Task instructions
Reproduce the lines below word for word, leaving out the pictures.

Records to process
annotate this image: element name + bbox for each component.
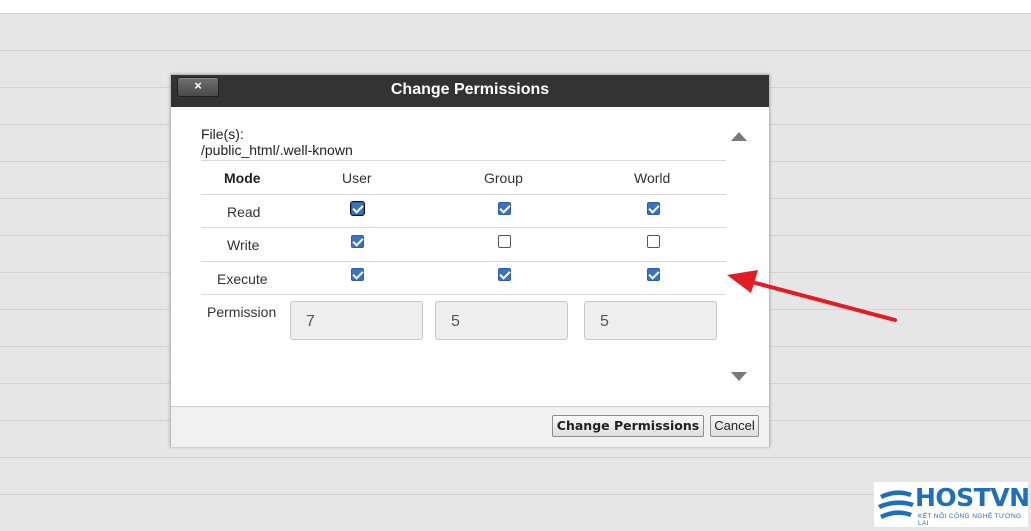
logo-mark-icon (878, 490, 914, 519)
logo-tagline: KẾT NỐI CÔNG NGHỆ TƯƠNG LAI (918, 513, 1022, 527)
red-arrow-annotation (727, 270, 897, 322)
hostvn-logo: HOSTVN KẾT NỐI CÔNG NGHỆ TƯƠNG LAI (874, 482, 1030, 527)
logo-name: HOSTVN (915, 483, 1030, 512)
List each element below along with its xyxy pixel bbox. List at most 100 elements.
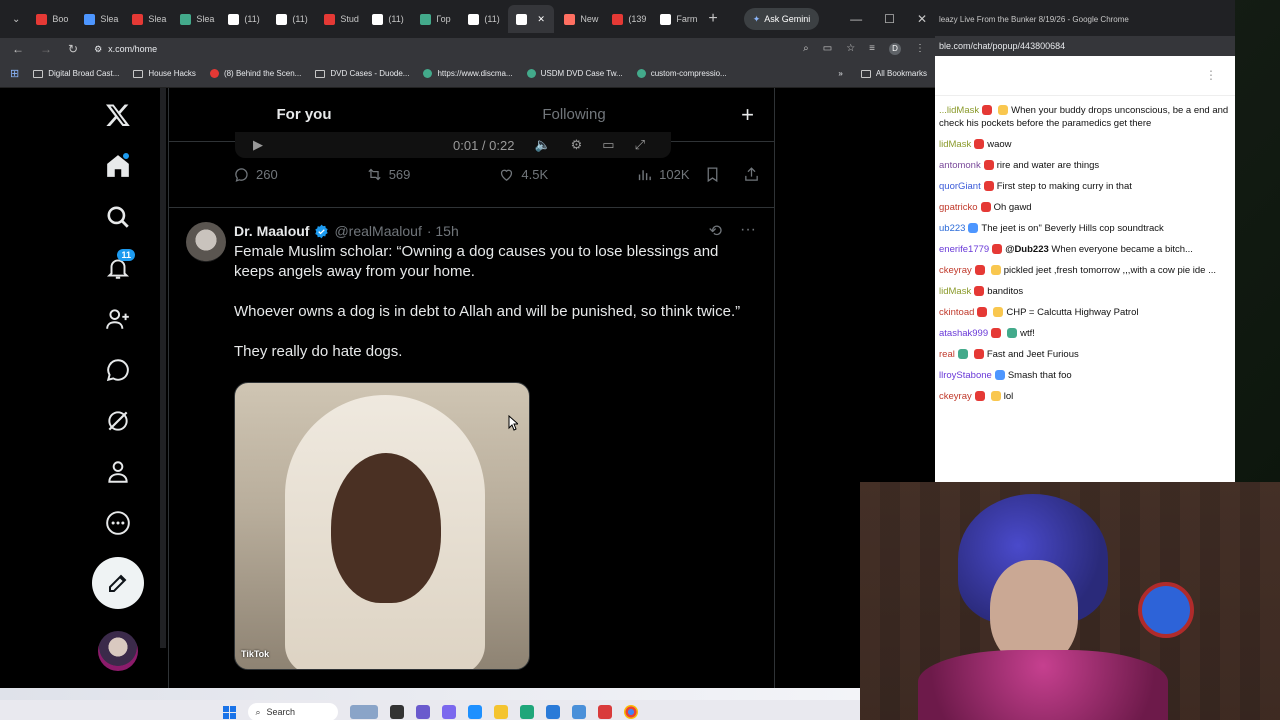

Full response
annotate this image: element name + bbox for each component.
logo-mark-icon (878, 490, 914, 519)
logo-tagline: KẾT NỐI CÔNG NGHỆ TƯƠNG LAI (918, 513, 1022, 527)
red-arrow-annotation (727, 270, 897, 322)
hostvn-logo: HOSTVN KẾT NỐI CÔNG NGHỆ TƯƠNG LAI (874, 482, 1030, 527)
logo-name: HOSTVN (915, 483, 1030, 512)
List each element below along with its xyxy pixel bbox. List at most 100 elements.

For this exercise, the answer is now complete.